GOAL OF THE EXERCISE >>
Report the number of lines in these entries that contain "JSON". Write only the number.

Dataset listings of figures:
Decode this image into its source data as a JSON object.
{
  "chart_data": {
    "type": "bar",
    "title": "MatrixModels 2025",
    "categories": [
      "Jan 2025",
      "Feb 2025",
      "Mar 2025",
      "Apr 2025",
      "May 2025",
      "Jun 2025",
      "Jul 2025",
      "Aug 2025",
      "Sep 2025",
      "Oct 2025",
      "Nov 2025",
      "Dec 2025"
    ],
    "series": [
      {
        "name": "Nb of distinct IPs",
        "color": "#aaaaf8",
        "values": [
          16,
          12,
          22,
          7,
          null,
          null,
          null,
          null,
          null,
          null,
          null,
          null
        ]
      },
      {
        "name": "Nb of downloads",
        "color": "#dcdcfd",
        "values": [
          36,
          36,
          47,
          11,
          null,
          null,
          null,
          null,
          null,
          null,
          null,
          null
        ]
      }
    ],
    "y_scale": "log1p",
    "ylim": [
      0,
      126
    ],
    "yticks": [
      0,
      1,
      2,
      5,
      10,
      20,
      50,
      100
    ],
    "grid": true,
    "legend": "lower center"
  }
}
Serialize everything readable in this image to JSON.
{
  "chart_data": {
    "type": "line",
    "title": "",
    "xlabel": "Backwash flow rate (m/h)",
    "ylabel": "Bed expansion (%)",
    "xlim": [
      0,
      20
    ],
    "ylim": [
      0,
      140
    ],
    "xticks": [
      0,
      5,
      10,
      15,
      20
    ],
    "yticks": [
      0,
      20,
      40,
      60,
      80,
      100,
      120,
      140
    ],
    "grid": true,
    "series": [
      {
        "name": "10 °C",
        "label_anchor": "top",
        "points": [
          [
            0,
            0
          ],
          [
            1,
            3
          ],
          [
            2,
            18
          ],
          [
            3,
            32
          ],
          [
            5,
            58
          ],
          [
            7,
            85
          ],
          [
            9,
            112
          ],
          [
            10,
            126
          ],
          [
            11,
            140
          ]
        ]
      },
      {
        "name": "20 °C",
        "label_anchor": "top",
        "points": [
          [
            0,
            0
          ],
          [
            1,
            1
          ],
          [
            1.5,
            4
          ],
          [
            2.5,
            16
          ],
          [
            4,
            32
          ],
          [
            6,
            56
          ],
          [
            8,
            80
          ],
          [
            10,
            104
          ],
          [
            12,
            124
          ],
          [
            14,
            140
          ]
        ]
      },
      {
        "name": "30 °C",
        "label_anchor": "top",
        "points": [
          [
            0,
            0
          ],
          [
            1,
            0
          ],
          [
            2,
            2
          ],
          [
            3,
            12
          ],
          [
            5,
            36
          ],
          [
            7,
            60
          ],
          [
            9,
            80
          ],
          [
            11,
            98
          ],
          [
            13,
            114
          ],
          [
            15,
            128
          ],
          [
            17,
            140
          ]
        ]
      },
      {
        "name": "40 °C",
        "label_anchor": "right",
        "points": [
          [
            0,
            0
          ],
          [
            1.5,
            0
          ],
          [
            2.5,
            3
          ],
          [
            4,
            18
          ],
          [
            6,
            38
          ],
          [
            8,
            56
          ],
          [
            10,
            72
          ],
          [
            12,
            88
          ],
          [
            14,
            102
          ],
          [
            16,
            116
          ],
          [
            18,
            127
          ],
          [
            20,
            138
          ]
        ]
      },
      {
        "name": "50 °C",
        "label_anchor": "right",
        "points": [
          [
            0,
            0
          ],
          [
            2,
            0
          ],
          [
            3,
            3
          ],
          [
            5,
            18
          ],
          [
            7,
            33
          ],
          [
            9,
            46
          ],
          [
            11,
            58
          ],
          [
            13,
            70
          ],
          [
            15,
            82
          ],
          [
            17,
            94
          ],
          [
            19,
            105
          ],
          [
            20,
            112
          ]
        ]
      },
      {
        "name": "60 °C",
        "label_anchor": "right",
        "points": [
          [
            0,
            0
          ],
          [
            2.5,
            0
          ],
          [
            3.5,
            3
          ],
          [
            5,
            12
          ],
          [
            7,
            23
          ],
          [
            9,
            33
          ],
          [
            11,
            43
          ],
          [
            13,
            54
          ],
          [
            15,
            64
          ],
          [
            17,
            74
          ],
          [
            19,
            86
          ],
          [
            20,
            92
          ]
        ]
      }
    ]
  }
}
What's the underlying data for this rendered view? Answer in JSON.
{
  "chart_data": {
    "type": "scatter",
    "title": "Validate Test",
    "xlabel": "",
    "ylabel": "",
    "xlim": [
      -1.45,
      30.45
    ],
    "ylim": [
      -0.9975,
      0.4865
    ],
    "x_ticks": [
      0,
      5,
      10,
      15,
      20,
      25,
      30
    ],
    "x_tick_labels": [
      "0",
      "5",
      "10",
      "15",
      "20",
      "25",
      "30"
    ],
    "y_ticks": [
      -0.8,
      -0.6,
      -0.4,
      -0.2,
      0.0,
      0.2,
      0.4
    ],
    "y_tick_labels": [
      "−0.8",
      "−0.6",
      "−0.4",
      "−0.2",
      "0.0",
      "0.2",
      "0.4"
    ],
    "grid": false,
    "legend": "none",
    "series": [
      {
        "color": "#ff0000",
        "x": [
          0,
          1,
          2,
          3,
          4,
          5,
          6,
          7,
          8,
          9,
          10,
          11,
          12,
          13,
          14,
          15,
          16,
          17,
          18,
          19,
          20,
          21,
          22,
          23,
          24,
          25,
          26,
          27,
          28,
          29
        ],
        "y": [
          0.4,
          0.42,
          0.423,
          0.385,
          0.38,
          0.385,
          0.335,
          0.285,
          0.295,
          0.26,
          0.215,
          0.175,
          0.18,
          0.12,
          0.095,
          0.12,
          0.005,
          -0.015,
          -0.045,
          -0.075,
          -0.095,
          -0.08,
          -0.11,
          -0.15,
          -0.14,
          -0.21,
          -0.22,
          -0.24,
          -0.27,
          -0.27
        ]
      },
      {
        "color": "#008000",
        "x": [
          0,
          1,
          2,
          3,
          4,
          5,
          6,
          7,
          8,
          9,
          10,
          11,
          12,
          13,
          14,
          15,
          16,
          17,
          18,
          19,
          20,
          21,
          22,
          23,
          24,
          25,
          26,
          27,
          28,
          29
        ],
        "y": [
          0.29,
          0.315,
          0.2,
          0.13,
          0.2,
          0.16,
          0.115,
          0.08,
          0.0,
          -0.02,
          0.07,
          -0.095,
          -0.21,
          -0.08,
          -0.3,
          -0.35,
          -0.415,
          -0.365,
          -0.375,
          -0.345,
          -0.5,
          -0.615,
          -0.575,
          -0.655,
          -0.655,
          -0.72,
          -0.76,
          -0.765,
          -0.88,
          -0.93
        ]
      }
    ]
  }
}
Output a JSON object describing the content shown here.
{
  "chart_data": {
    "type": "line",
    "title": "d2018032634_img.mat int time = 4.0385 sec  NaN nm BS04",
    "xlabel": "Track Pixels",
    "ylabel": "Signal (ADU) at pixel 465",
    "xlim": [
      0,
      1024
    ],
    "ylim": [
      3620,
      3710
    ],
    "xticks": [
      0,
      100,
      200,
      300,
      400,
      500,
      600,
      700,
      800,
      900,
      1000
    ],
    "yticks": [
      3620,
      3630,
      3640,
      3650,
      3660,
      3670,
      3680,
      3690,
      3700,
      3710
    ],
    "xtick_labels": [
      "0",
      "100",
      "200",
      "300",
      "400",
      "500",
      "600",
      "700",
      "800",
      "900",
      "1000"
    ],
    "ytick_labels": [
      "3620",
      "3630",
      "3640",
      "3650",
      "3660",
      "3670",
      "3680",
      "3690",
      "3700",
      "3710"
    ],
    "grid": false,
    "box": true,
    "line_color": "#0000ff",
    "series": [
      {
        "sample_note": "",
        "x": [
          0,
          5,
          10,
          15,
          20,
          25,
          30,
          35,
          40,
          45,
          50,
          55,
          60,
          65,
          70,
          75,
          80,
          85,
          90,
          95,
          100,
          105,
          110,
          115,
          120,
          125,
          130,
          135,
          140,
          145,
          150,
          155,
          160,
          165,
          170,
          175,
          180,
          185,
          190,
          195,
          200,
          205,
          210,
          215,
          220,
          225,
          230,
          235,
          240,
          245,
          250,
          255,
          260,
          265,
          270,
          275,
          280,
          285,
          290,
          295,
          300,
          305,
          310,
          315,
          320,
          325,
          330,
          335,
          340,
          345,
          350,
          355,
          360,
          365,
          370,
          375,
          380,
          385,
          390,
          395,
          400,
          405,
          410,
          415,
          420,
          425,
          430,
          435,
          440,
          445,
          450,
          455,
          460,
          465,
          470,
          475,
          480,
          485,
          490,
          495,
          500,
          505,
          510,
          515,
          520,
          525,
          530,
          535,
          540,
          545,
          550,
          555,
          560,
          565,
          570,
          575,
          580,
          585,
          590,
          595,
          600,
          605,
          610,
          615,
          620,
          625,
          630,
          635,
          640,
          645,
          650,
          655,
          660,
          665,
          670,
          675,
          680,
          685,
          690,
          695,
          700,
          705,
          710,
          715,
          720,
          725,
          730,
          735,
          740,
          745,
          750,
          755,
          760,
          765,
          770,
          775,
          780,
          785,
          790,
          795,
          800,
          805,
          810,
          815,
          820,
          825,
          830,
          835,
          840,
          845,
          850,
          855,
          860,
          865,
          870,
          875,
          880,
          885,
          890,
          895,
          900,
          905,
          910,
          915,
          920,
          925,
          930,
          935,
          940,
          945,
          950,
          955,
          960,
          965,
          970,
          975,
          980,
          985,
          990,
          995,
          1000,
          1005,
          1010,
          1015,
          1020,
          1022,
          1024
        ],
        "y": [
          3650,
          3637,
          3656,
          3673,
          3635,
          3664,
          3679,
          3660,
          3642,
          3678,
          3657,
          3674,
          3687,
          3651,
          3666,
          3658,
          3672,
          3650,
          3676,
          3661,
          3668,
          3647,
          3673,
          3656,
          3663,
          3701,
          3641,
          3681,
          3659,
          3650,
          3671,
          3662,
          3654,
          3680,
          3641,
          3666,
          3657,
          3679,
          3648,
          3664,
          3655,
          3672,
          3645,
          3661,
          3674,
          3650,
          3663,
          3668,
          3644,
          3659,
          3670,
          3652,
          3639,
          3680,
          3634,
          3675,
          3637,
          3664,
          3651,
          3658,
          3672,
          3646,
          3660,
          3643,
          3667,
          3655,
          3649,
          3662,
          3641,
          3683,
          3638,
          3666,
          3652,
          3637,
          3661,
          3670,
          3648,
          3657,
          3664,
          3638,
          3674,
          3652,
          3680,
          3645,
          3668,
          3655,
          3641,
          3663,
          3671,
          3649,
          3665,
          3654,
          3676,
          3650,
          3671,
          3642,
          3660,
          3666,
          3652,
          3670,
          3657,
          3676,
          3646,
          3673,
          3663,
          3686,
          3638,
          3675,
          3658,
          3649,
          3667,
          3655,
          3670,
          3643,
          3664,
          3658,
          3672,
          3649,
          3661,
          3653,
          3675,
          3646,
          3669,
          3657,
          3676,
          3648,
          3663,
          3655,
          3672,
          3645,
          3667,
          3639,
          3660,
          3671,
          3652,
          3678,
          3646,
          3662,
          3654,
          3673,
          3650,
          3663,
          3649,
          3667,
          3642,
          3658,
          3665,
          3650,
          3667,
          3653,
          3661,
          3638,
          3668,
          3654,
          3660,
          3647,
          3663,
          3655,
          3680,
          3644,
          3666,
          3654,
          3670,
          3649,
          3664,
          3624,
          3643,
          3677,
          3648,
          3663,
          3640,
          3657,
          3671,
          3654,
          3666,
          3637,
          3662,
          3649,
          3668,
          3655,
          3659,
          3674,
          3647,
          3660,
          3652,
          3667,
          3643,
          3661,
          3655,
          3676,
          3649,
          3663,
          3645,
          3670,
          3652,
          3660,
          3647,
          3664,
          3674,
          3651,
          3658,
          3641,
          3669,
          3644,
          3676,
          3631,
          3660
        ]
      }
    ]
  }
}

THE COMPLETED TASK >>
4